##### Recorded data

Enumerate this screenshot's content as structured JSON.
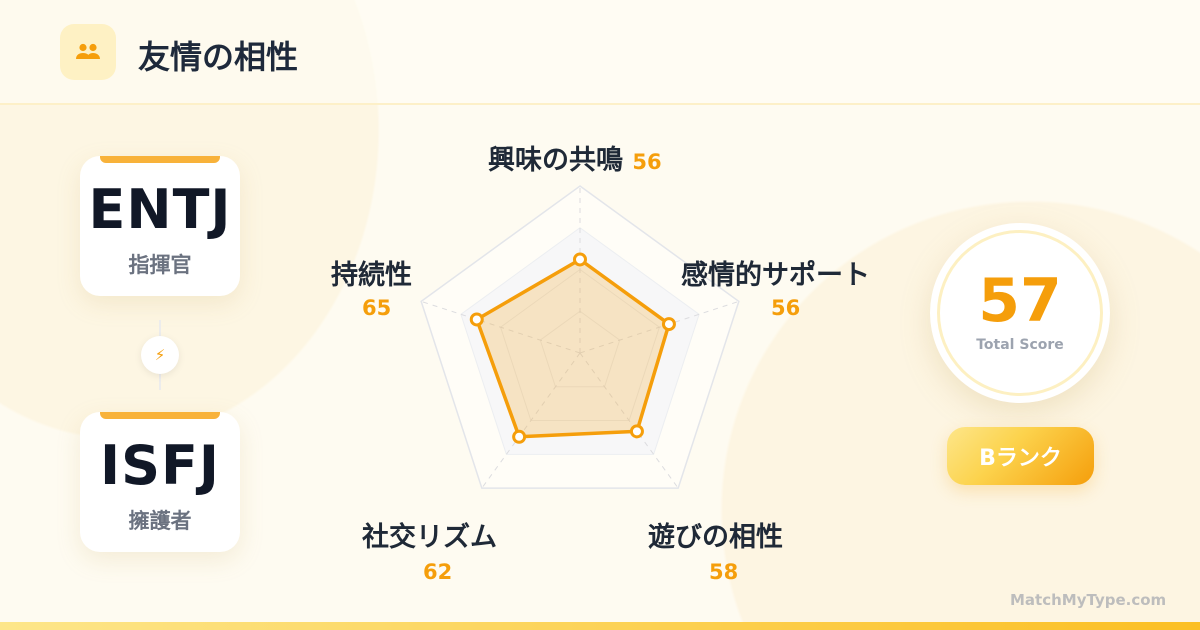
{
  "header": {
    "title": "友情の相性",
    "icon": "users-icon"
  },
  "types": [
    {
      "code": "ENTJ",
      "name": "指揮官"
    },
    {
      "code": "ISFJ",
      "name": "擁護者"
    }
  ],
  "connector_icon": "bolt-icon",
  "chart_data": {
    "type": "radar",
    "range": [
      0,
      100
    ],
    "rings": 4,
    "axes": [
      {
        "label": "興味の共鳴",
        "value": 56
      },
      {
        "label": "感情的サポート",
        "value": 56
      },
      {
        "label": "遊びの相性",
        "value": 58
      },
      {
        "label": "社交リズム",
        "value": 62
      },
      {
        "label": "持続性",
        "value": 65
      }
    ]
  },
  "labels": {
    "v0": "56",
    "v1": "56",
    "v2": "58",
    "v3": "62",
    "v4": "65"
  },
  "score": {
    "value": "57",
    "caption": "Total Score"
  },
  "rank": "Bランク",
  "brand": "MatchMyType.com",
  "colors": {
    "accent": "#f59e0b",
    "fill": "#f5d9a0"
  }
}
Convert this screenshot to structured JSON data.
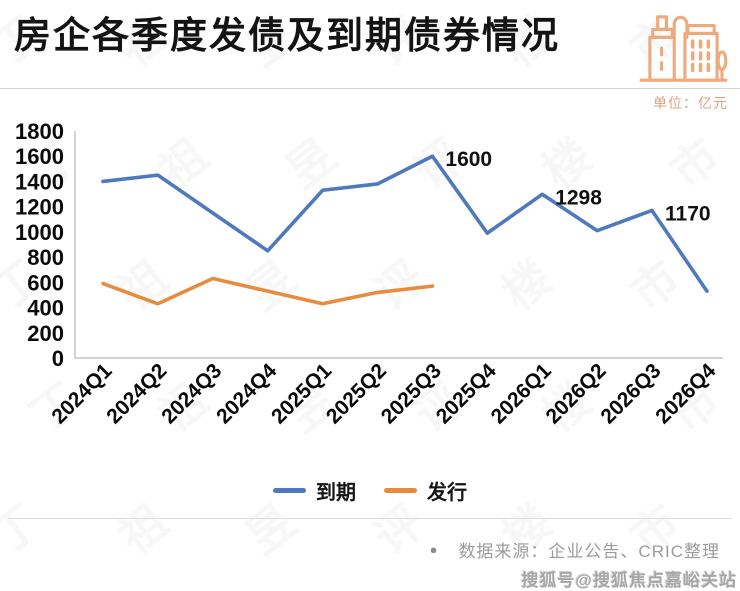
{
  "header": {
    "unit_label": "单位：亿元"
  },
  "chart_data": {
    "type": "line",
    "title": "房企各季度发债及到期债券情况",
    "unit": "亿元",
    "xlabel": "",
    "ylabel": "",
    "grid": false,
    "legend_position": "bottom",
    "ylim": [
      0,
      1800
    ],
    "yticks": [
      0,
      200,
      400,
      600,
      800,
      1000,
      1200,
      1400,
      1600,
      1800
    ],
    "categories": [
      "2024Q1",
      "2024Q2",
      "2024Q3",
      "2024Q4",
      "2025Q1",
      "2025Q2",
      "2025Q3",
      "2025Q4",
      "2026Q1",
      "2026Q2",
      "2026Q3",
      "2026Q4"
    ],
    "series": [
      {
        "id": "maturity",
        "name": "到期",
        "color": "#4E79BC",
        "values": [
          1400,
          1450,
          1150,
          850,
          1330,
          1380,
          1600,
          990,
          1298,
          1010,
          1170,
          530
        ],
        "data_labels": [
          null,
          null,
          null,
          null,
          null,
          null,
          "1600",
          null,
          "1298",
          null,
          "1170",
          null
        ]
      },
      {
        "id": "issuance",
        "name": "发行",
        "color": "#E98B3F",
        "values": [
          590,
          430,
          630,
          530,
          430,
          520,
          570
        ],
        "data_labels": [
          null,
          null,
          null,
          null,
          null,
          null,
          null
        ]
      }
    ]
  },
  "footer": {
    "bullet": "●",
    "source": "数据来源：企业公告、CRIC整理"
  },
  "watermarks": {
    "bottom_right": "搜狐号@搜狐焦点嘉峪关站",
    "tile_chars": [
      "丁",
      "祖",
      "昱",
      "评",
      "楼",
      "市"
    ]
  }
}
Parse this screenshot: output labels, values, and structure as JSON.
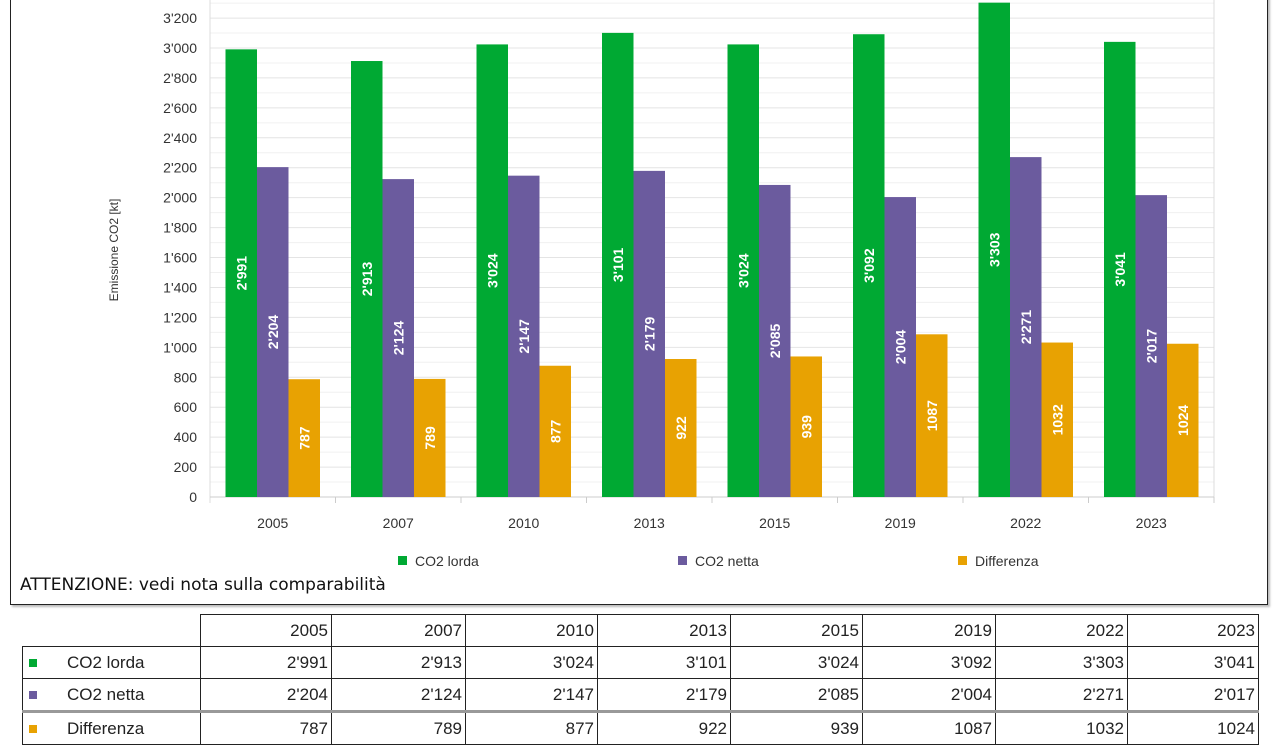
{
  "chart_data": {
    "type": "bar",
    "title": "",
    "ylabel": "Emissione CO2 [kt]",
    "xlabel": "",
    "categories": [
      "2005",
      "2007",
      "2010",
      "2013",
      "2015",
      "2019",
      "2022",
      "2023"
    ],
    "series": [
      {
        "name": "CO2 lorda",
        "color": "#00a933",
        "values": [
          2991,
          2913,
          3024,
          3101,
          3024,
          3092,
          3303,
          3041
        ],
        "labels": [
          "2'991",
          "2'913",
          "3'024",
          "3'101",
          "3'024",
          "3'092",
          "3'303",
          "3'041"
        ]
      },
      {
        "name": "CO2 netta",
        "color": "#6b5b9e",
        "values": [
          2204,
          2124,
          2147,
          2179,
          2085,
          2004,
          2271,
          2017
        ],
        "labels": [
          "2'204",
          "2'124",
          "2'147",
          "2'179",
          "2'085",
          "2'004",
          "2'271",
          "2'017"
        ]
      },
      {
        "name": "Differenza",
        "color": "#e8a202",
        "values": [
          787,
          789,
          877,
          922,
          939,
          1087,
          1032,
          1024
        ],
        "labels": [
          "787",
          "789",
          "877",
          "922",
          "939",
          "1087",
          "1032",
          "1024"
        ]
      }
    ],
    "yticks": [
      "0",
      "200",
      "400",
      "600",
      "800",
      "1'000",
      "1'200",
      "1'400",
      "1'600",
      "1'800",
      "2'000",
      "2'200",
      "2'400",
      "2'600",
      "2'800",
      "3'000",
      "3'200"
    ],
    "ytick_step": 200,
    "ylim": [
      0,
      3400
    ],
    "grid": true,
    "legend": "bottom"
  },
  "note": "ATTENZIONE: vedi nota sulla comparabilità",
  "table": {
    "header": [
      "2005",
      "2007",
      "2010",
      "2013",
      "2015",
      "2019",
      "2022",
      "2023"
    ],
    "rows": [
      {
        "label": "CO2 lorda",
        "color": "#00a933",
        "values": [
          "2'991",
          "2'913",
          "3'024",
          "3'101",
          "3'024",
          "3'092",
          "3'303",
          "3'041"
        ]
      },
      {
        "label": "CO2 netta",
        "color": "#6b5b9e",
        "values": [
          "2'204",
          "2'124",
          "2'147",
          "2'179",
          "2'085",
          "2'004",
          "2'271",
          "2'017"
        ]
      },
      {
        "label": "Differenza",
        "color": "#e8a202",
        "values": [
          "787",
          "789",
          "877",
          "922",
          "939",
          "1087",
          "1032",
          "1024"
        ]
      }
    ]
  }
}
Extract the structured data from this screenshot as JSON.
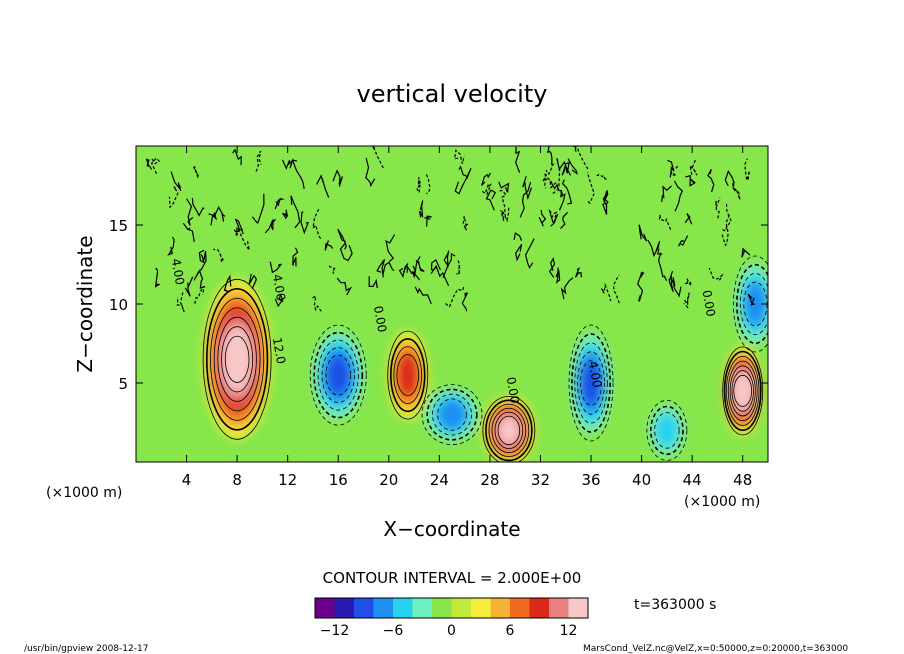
{
  "chart_data": {
    "type": "heatmap",
    "title": "vertical velocity",
    "xlabel": "X−coordinate",
    "ylabel": "Z−coordinate",
    "x_unit_left": "(×1000 m)",
    "x_unit_right": "(×1000 m)",
    "xlim": [
      0,
      50
    ],
    "ylim": [
      0,
      20
    ],
    "x_ticks": [
      4,
      8,
      12,
      16,
      20,
      24,
      28,
      32,
      36,
      40,
      44,
      48
    ],
    "y_ticks": [
      5,
      10,
      15
    ],
    "contour_interval_text": "CONTOUR INTERVAL = 2.000E+00",
    "time_text": "t=363000 s",
    "colorbar": {
      "min": -14,
      "max": 14,
      "ticks": [
        -12,
        -6,
        0,
        6,
        12
      ],
      "colors": [
        "#6a008c",
        "#2a1ab0",
        "#1f4fe6",
        "#1f8ff2",
        "#27d2ee",
        "#6ef0c0",
        "#86e64a",
        "#c2ea3a",
        "#f4ee3a",
        "#f6b232",
        "#f06a22",
        "#dc2a1a",
        "#e88080",
        "#f8c8c8"
      ]
    },
    "features": [
      {
        "x": 8,
        "z": 6.5,
        "value": 14,
        "label": "updraft"
      },
      {
        "x": 29.5,
        "z": 2,
        "value": 12,
        "label": "updraft"
      },
      {
        "x": 21.5,
        "z": 5.5,
        "value": 8,
        "label": "updraft"
      },
      {
        "x": 48,
        "z": 4.5,
        "value": 14,
        "label": "updraft"
      },
      {
        "x": 16,
        "z": 5.5,
        "value": -10,
        "label": "downdraft"
      },
      {
        "x": 25,
        "z": 3,
        "value": -8,
        "label": "downdraft"
      },
      {
        "x": 36,
        "z": 5,
        "value": -10,
        "label": "downdraft"
      },
      {
        "x": 42,
        "z": 2,
        "value": -6,
        "label": "downdraft"
      },
      {
        "x": 49,
        "z": 10,
        "value": -8,
        "label": "downdraft"
      }
    ],
    "contour_labels": [
      "4.00",
      "12.0",
      "4.00",
      "0.00",
      "0.00",
      "4.00",
      "0.00"
    ]
  },
  "footer": {
    "left": "/usr/bin/gpview   2008-12-17",
    "right": "MarsCond_VelZ.nc@VelZ,x=0:50000,z=0:20000,t=363000"
  }
}
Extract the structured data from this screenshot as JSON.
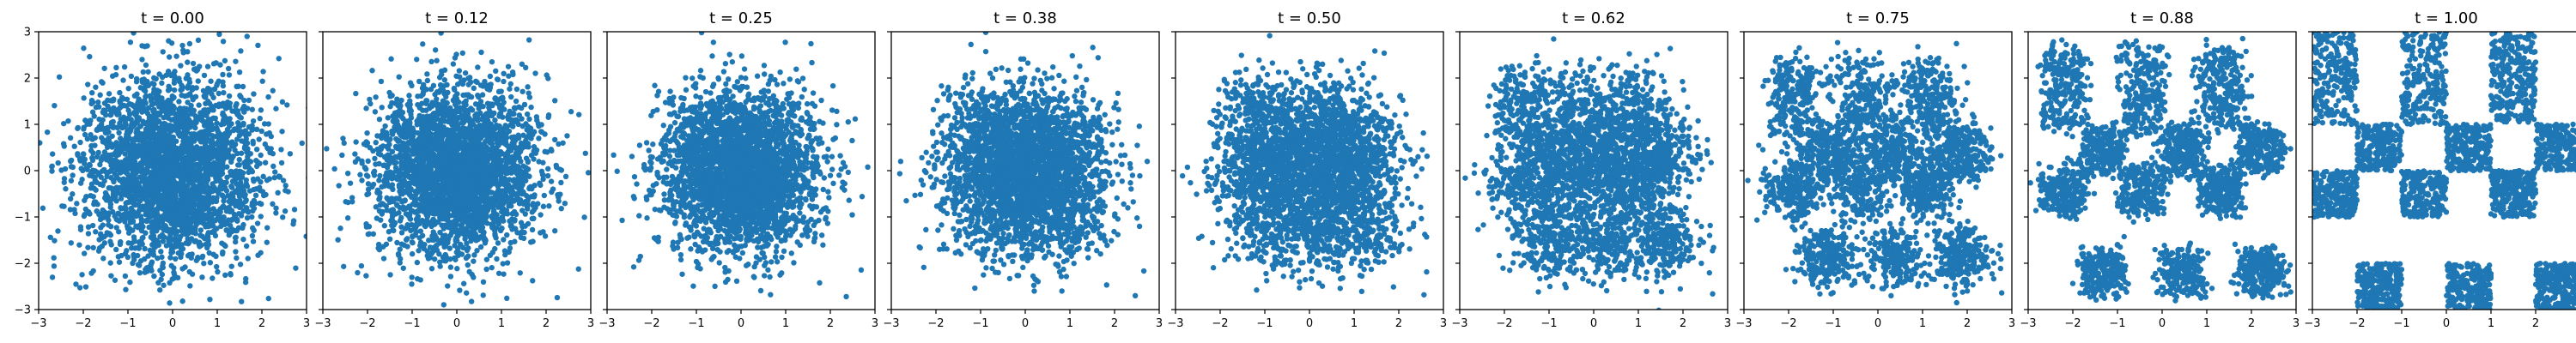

##########

- Objective: Copy the records exactly as they appear, excluding images.

- Result of the exercise:
Enumerate this screenshot's content as structured JSON.
{
  "header": {
    "title": "友情の相性",
    "icon": "users-icon"
  },
  "types": [
    {
      "code": "ENTJ",
      "name": "指揮官"
    },
    {
      "code": "ISFJ",
      "name": "擁護者"
    }
  ],
  "connector_icon": "bolt-icon",
  "chart_data": {
    "type": "radar",
    "range": [
      0,
      100
    ],
    "rings": 4,
    "axes": [
      {
        "label": "興味の共鳴",
        "value": 56
      },
      {
        "label": "感情的サポート",
        "value": 56
      },
      {
        "label": "遊びの相性",
        "value": 58
      },
      {
        "label": "社交リズム",
        "value": 62
      },
      {
        "label": "持続性",
        "value": 65
      }
    ]
  },
  "labels": {
    "v0": "56",
    "v1": "56",
    "v2": "58",
    "v3": "62",
    "v4": "65"
  },
  "score": {
    "value": "57",
    "caption": "Total Score"
  },
  "rank": "Bランク",
  "brand": "MatchMyType.com",
  "colors": {
    "accent": "#f59e0b",
    "fill": "#f5d9a0"
  }
}
Convert this screenshot to structured JSON data.
{
  "header": {
    "unit_label": "单位：亿元"
  },
  "chart_data": {
    "type": "line",
    "title": "房企各季度发债及到期债券情况",
    "unit": "亿元",
    "xlabel": "",
    "ylabel": "",
    "grid": false,
    "legend_position": "bottom",
    "ylim": [
      0,
      1800
    ],
    "yticks": [
      0,
      200,
      400,
      600,
      800,
      1000,
      1200,
      1400,
      1600,
      1800
    ],
    "categories": [
      "2024Q1",
      "2024Q2",
      "2024Q3",
      "2024Q4",
      "2025Q1",
      "2025Q2",
      "2025Q3",
      "2025Q4",
      "2026Q1",
      "2026Q2",
      "2026Q3",
      "2026Q4"
    ],
    "series": [
      {
        "id": "maturity",
        "name": "到期",
        "color": "#4E79BC",
        "values": [
          1400,
          1450,
          1150,
          850,
          1330,
          1380,
          1600,
          990,
          1298,
          1010,
          1170,
          530
        ],
        "data_labels": [
          null,
          null,
          null,
          null,
          null,
          null,
          "1600",
          null,
          "1298",
          null,
          "1170",
          null
        ]
      },
      {
        "id": "issuance",
        "name": "发行",
        "color": "#E98B3F",
        "values": [
          590,
          430,
          630,
          530,
          430,
          520,
          570
        ],
        "data_labels": [
          null,
          null,
          null,
          null,
          null,
          null,
          null
        ]
      }
    ]
  },
  "footer": {
    "bullet": "●",
    "source": "数据来源：企业公告、CRIC整理"
  },
  "watermarks": {
    "bottom_right": "搜狐号@搜狐焦点嘉峪关站",
    "tile_chars": [
      "丁",
      "祖",
      "昱",
      "评",
      "楼",
      "市"
    ]
  }
}
Parse this screenshot: output labels, values, and structure as JSON.
{
  "chart_data": {
    "type": "bar",
    "title": "",
    "ylabel": "Emissione CO2 [kt]",
    "xlabel": "",
    "categories": [
      "2005",
      "2007",
      "2010",
      "2013",
      "2015",
      "2019",
      "2022",
      "2023"
    ],
    "series": [
      {
        "name": "CO2 lorda",
        "color": "#00a933",
        "values": [
          2991,
          2913,
          3024,
          3101,
          3024,
          3092,
          3303,
          3041
        ],
        "labels": [
          "2'991",
          "2'913",
          "3'024",
          "3'101",
          "3'024",
          "3'092",
          "3'303",
          "3'041"
        ]
      },
      {
        "name": "CO2 netta",
        "color": "#6b5b9e",
        "values": [
          2204,
          2124,
          2147,
          2179,
          2085,
          2004,
          2271,
          2017
        ],
        "labels": [
          "2'204",
          "2'124",
          "2'147",
          "2'179",
          "2'085",
          "2'004",
          "2'271",
          "2'017"
        ]
      },
      {
        "name": "Differenza",
        "color": "#e8a202",
        "values": [
          787,
          789,
          877,
          922,
          939,
          1087,
          1032,
          1024
        ],
        "labels": [
          "787",
          "789",
          "877",
          "922",
          "939",
          "1087",
          "1032",
          "1024"
        ]
      }
    ],
    "yticks": [
      "0",
      "200",
      "400",
      "600",
      "800",
      "1'000",
      "1'200",
      "1'400",
      "1'600",
      "1'800",
      "2'000",
      "2'200",
      "2'400",
      "2'600",
      "2'800",
      "3'000",
      "3'200"
    ],
    "ytick_step": 200,
    "ylim": [
      0,
      3400
    ],
    "grid": true,
    "legend": "bottom"
  },
  "note": "ATTENZIONE: vedi nota sulla comparabilità",
  "table": {
    "header": [
      "2005",
      "2007",
      "2010",
      "2013",
      "2015",
      "2019",
      "2022",
      "2023"
    ],
    "rows": [
      {
        "label": "CO2 lorda",
        "color": "#00a933",
        "values": [
          "2'991",
          "2'913",
          "3'024",
          "3'101",
          "3'024",
          "3'092",
          "3'303",
          "3'041"
        ]
      },
      {
        "label": "CO2 netta",
        "color": "#6b5b9e",
        "values": [
          "2'204",
          "2'124",
          "2'147",
          "2'179",
          "2'085",
          "2'004",
          "2'271",
          "2'017"
        ]
      },
      {
        "label": "Differenza",
        "color": "#e8a202",
        "values": [
          "787",
          "789",
          "877",
          "922",
          "939",
          "1087",
          "1032",
          "1024"
        ]
      }
    ]
  }
}
Extract the structured data from this screenshot as JSON.
{
  "chart_data": {
    "type": "heatmap",
    "title": "vertical velocity",
    "xlabel": "X−coordinate",
    "ylabel": "Z−coordinate",
    "x_unit_left": "(×1000 m)",
    "x_unit_right": "(×1000 m)",
    "xlim": [
      0,
      50
    ],
    "ylim": [
      0,
      20
    ],
    "x_ticks": [
      4,
      8,
      12,
      16,
      20,
      24,
      28,
      32,
      36,
      40,
      44,
      48
    ],
    "y_ticks": [
      5,
      10,
      15
    ],
    "contour_interval_text": "CONTOUR INTERVAL = 2.000E+00",
    "time_text": "t=363000 s",
    "colorbar": {
      "min": -14,
      "max": 14,
      "ticks": [
        -12,
        -6,
        0,
        6,
        12
      ],
      "colors": [
        "#6a008c",
        "#2a1ab0",
        "#1f4fe6",
        "#1f8ff2",
        "#27d2ee",
        "#6ef0c0",
        "#86e64a",
        "#c2ea3a",
        "#f4ee3a",
        "#f6b232",
        "#f06a22",
        "#dc2a1a",
        "#e88080",
        "#f8c8c8"
      ]
    },
    "features": [
      {
        "x": 8,
        "z": 6.5,
        "value": 14,
        "label": "updraft"
      },
      {
        "x": 29.5,
        "z": 2,
        "value": 12,
        "label": "updraft"
      },
      {
        "x": 21.5,
        "z": 5.5,
        "value": 8,
        "label": "updraft"
      },
      {
        "x": 48,
        "z": 4.5,
        "value": 14,
        "label": "updraft"
      },
      {
        "x": 16,
        "z": 5.5,
        "value": -10,
        "label": "downdraft"
      },
      {
        "x": 25,
        "z": 3,
        "value": -8,
        "label": "downdraft"
      },
      {
        "x": 36,
        "z": 5,
        "value": -10,
        "label": "downdraft"
      },
      {
        "x": 42,
        "z": 2,
        "value": -6,
        "label": "downdraft"
      },
      {
        "x": 49,
        "z": 10,
        "value": -8,
        "label": "downdraft"
      }
    ],
    "contour_labels": [
      "4.00",
      "12.0",
      "4.00",
      "0.00",
      "0.00",
      "4.00",
      "0.00"
    ]
  },
  "footer": {
    "left": "/usr/bin/gpview   2008-12-17",
    "right": "MarsCond_VelZ.nc@VelZ,x=0:50000,z=0:20000,t=363000"
  }
}
Extract the structured data from this screenshot as JSON.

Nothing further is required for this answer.